(Extracted data entries)
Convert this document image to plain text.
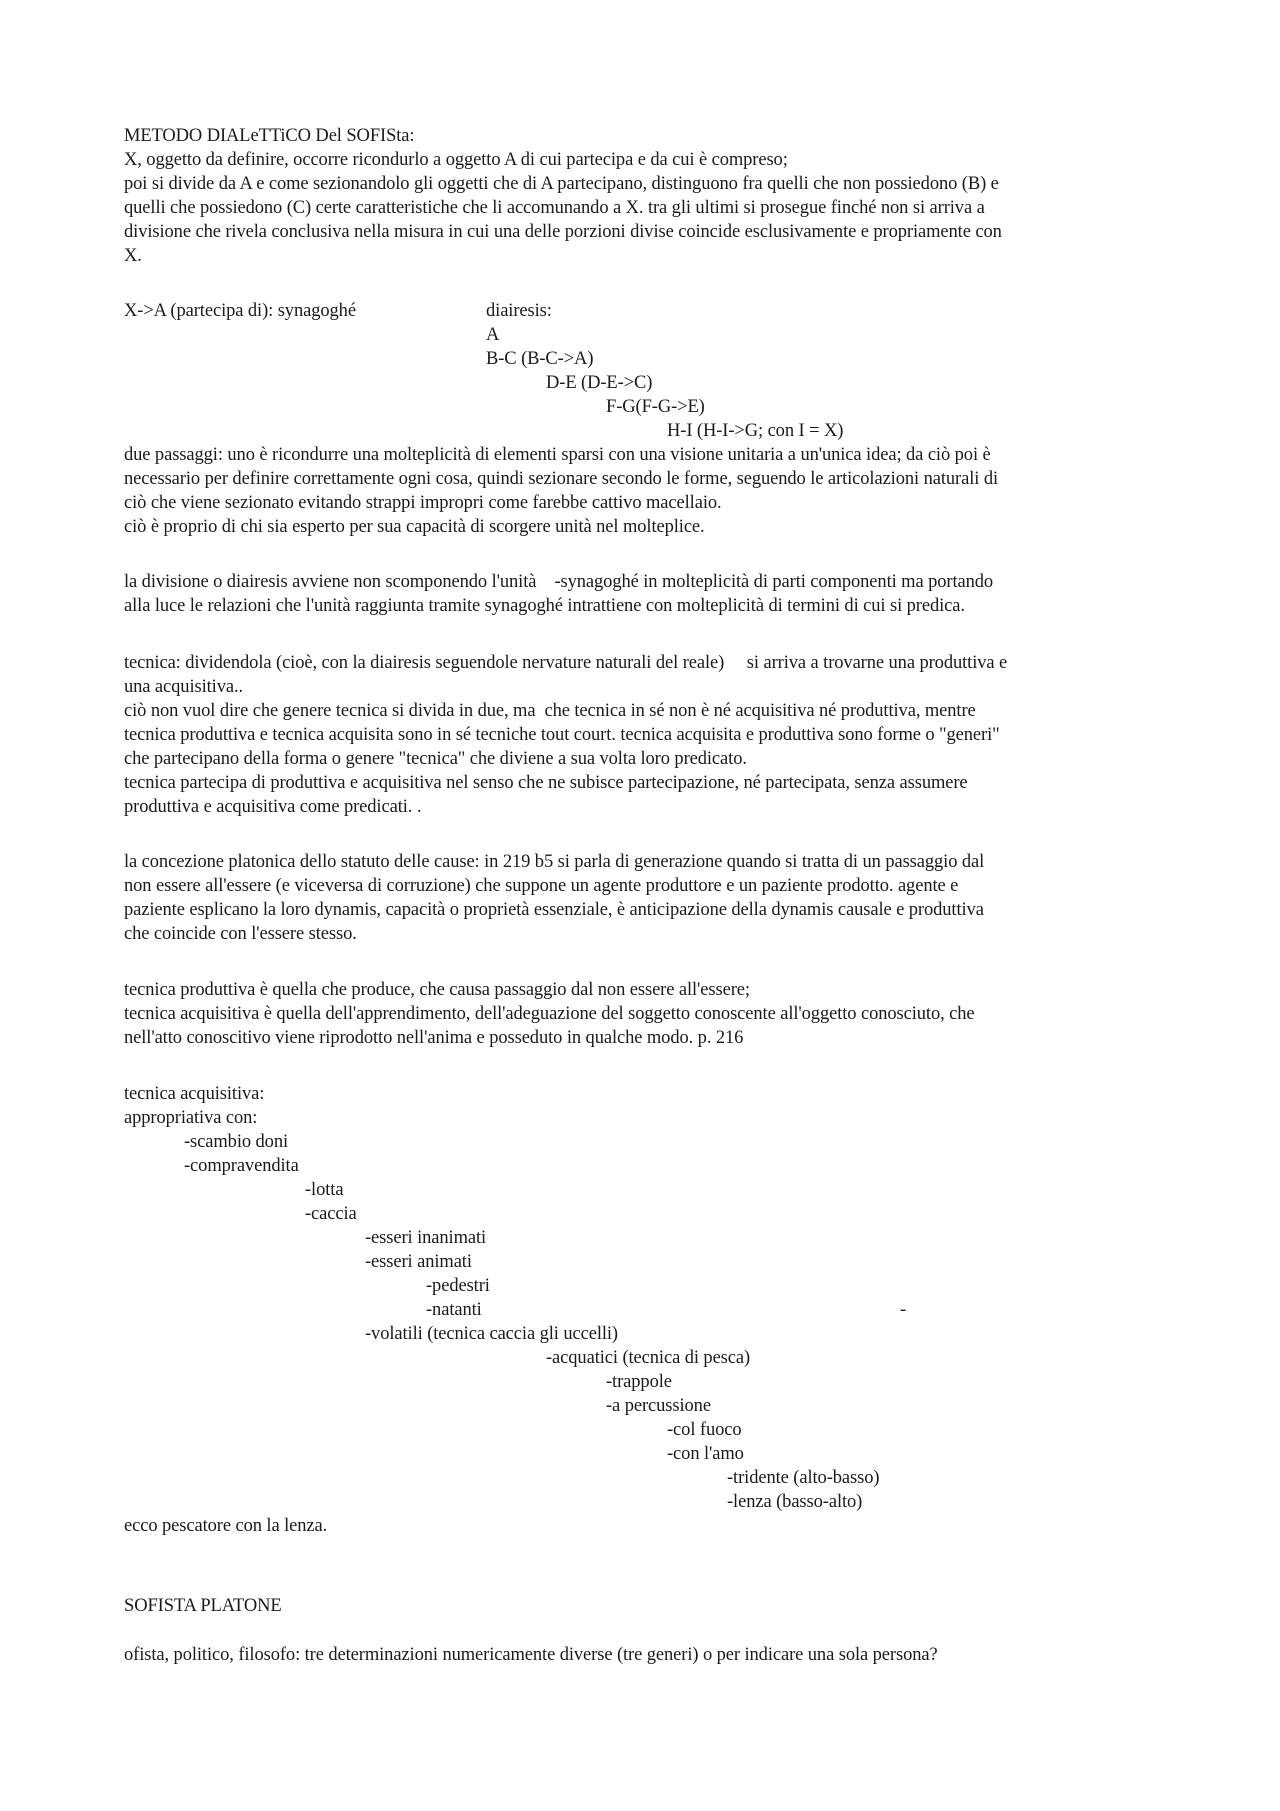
METODO DIALeTTiCO Del SOFISta:
X, oggetto da definire, occorre ricondurlo a oggetto A di cui partecipa e da cui è compreso;
poi si divide da A e come sezionandolo gli oggetti che di A partecipano, distinguono fra quelli che non possiedono (B) e
quelli che possiedono (C) certe caratteristiche che li accomunando a X. tra gli ultimi si prosegue finché non si arriva a
divisione che rivela conclusiva nella misura in cui una delle porzioni divise coincide esclusivamente e propriamente con
X.
X->A (partecipa di): synagoghé	diairesis:
A
B-C (B-C->A)
D-E (D-E->C)
F-G(F-G->E)
H-I (H-I->G; con I = X)
due passaggi: uno è ricondurre una molteplicità di elementi sparsi con una visione unitaria a un'unica idea; da ciò poi è
necessario per definire correttamente ogni cosa, quindi sezionare secondo le forme, seguendo le articolazioni naturali di
ciò che viene sezionato evitando strappi impropri come farebbe cattivo macellaio.
ciò è proprio di chi sia esperto per sua capacità di scorgere unità nel molteplice.
la divisione o diairesis avviene non scomponendo l'unità    -synagoghé in molteplicità di parti componenti ma portando
alla luce le relazioni che l'unità raggiunta tramite synagoghé intrattiene con molteplicità di termini di cui si predica.
tecnica: dividendola (cioè, con la diairesis seguendole nervature naturali del reale)     si arriva a trovarne una produttiva e
una acquisitiva..
ciò non vuol dire che genere tecnica si divida in due, ma  che tecnica in sé non è né acquisitiva né produttiva, mentre
tecnica produttiva e tecnica acquisita sono in sé tecniche tout court. tecnica acquisita e produttiva sono forme o "generi"
che partecipano della forma o genere "tecnica" che diviene a sua volta loro predicato.
tecnica partecipa di produttiva e acquisitiva nel senso che ne subisce partecipazione, né partecipata, senza assumere
produttiva e acquisitiva come predicati. .
la concezione platonica dello statuto delle cause: in 219 b5 si parla di generazione quando si tratta di un passaggio dal
non essere all'essere (e viceversa di corruzione) che suppone un agente produttore e un paziente prodotto. agente e
paziente esplicano la loro dynamis, capacità o proprietà essenziale, è anticipazione della dynamis causale e produttiva
che coincide con l'essere stesso.
tecnica produttiva è quella che produce, che causa passaggio dal non essere all'essere;
tecnica acquisitiva è quella dell'apprendimento, dell'adeguazione del soggetto conoscente all'oggetto conosciuto, che
nell'atto conoscitivo viene riprodotto nell'anima e posseduto in qualche modo. p. 216
tecnica acquisitiva:
appropriativa con:
-scambio doni
-compravendita
-lotta
-caccia
-esseri inanimati
-esseri animati
-pedestri
-natanti	-
-volatili (tecnica caccia gli uccelli)
-acquatici (tecnica di pesca)
-trappole
-a percussione
-col fuoco
-con l'amo
-tridente (alto-basso)
-lenza (basso-alto)
ecco pescatore con la lenza.
SOFISTA PLATONE
ofista, politico, filosofo: tre determinazioni numericamente diverse (tre generi) o per indicare una sola persona?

• BRIEF: Identify and copy lines that hold the string "paziente".

• REPLY:
non essere all'essere (e viceversa di corruzione) che suppone un agente produttore e un paziente prodotto. agente e
paziente esplicano la loro dynamis, capacità o proprietà essenziale, è anticipazione della dynamis causale e produttiva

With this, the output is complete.